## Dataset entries

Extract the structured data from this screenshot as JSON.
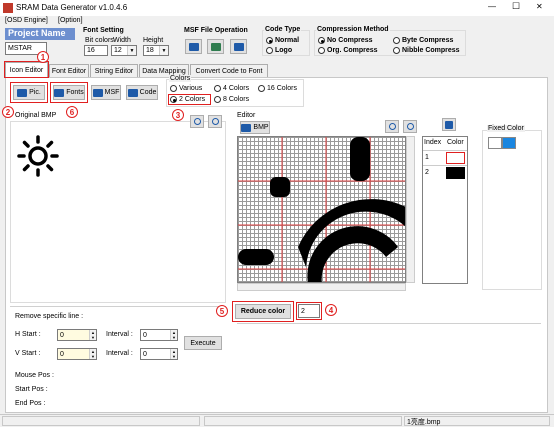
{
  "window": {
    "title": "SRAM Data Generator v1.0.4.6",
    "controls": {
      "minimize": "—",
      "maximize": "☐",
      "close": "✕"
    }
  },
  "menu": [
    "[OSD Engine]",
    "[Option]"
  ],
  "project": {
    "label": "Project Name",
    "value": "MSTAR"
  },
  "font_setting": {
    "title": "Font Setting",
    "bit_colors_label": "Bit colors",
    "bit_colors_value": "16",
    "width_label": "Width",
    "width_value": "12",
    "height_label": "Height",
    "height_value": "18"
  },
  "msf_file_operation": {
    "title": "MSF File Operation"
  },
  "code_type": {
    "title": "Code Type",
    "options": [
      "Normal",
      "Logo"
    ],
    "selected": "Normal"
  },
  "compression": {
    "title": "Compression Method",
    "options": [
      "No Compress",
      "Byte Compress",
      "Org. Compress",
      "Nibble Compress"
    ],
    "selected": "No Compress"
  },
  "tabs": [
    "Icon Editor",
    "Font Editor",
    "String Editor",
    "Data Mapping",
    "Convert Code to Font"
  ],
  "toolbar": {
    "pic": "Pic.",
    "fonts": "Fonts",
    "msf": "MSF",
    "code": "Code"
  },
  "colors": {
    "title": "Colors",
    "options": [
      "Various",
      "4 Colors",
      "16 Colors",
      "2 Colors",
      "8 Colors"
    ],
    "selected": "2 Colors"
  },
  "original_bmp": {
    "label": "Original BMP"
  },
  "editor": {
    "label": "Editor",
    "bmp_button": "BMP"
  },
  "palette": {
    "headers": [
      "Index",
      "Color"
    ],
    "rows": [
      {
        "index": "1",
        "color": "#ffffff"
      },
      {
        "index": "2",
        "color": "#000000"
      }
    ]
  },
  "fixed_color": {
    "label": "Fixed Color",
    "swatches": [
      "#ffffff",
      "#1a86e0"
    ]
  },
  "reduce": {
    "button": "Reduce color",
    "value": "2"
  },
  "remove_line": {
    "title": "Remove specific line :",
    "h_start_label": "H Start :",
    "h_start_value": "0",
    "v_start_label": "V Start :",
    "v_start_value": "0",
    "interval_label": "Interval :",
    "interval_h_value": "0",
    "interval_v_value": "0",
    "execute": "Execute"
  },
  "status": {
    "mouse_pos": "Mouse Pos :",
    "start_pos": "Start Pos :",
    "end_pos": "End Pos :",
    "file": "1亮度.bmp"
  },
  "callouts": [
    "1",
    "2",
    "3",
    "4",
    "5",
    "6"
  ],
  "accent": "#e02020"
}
==
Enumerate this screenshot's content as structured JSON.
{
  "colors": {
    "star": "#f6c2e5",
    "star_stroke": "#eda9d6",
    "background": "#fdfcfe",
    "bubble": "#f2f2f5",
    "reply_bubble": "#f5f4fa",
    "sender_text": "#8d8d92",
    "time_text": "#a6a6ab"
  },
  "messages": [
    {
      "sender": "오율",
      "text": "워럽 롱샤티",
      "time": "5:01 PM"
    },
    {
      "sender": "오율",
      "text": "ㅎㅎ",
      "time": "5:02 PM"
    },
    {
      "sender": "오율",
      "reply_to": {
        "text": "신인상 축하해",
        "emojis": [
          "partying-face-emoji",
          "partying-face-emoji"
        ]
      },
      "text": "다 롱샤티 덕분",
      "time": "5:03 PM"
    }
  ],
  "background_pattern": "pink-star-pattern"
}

## STATED TASK
Identify each line of the material where the word "selected" shows up, and copy it.

## SOLUTION
    "selected": "Normal"
    "selected": "No Compress"
    "selected": "2 Colors"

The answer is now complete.